TASK DESCRIPTION
List each line of the data that holds the string "frac".

========

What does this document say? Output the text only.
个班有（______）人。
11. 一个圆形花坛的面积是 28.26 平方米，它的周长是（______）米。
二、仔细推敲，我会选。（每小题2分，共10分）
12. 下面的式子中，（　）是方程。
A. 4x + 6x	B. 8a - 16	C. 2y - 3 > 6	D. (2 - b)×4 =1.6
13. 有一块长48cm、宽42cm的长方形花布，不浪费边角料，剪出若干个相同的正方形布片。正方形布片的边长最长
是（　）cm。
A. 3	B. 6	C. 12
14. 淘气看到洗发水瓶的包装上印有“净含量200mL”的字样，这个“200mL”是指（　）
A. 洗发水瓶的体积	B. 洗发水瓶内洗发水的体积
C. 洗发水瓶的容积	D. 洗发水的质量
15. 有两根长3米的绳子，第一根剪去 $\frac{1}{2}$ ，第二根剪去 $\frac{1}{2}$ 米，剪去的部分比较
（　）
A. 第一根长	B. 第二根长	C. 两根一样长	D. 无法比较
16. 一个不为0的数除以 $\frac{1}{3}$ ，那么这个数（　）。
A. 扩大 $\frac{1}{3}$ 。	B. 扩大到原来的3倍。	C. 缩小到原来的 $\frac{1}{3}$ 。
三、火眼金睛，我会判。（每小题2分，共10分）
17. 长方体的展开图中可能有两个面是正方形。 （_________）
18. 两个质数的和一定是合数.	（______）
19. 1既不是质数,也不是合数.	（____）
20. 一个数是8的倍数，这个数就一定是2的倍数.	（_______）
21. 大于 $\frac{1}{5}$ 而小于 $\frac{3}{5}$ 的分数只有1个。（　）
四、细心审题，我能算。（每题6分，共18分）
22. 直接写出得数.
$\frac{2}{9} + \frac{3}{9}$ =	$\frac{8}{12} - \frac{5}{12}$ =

========

EXERCISE SOLUTION
15. 有两根长3米的绳子，第一根剪去 $\frac{1}{2}$ ，第二根剪去 $\frac{1}{2}$ 米，剪去的部分比较
16. 一个不为0的数除以 $\frac{1}{3}$ ，那么这个数（　）。
A. 扩大 $\frac{1}{3}$ 。	B. 扩大到原来的3倍。	C. 缩小到原来的 $\frac{1}{3}$ 。
21. 大于 $\frac{1}{5}$ 而小于 $\frac{3}{5}$ 的分数只有1个。（　）
$\frac{2}{9} + \frac{3}{9}$ =	$\frac{8}{12} - \frac{5}{12}$ =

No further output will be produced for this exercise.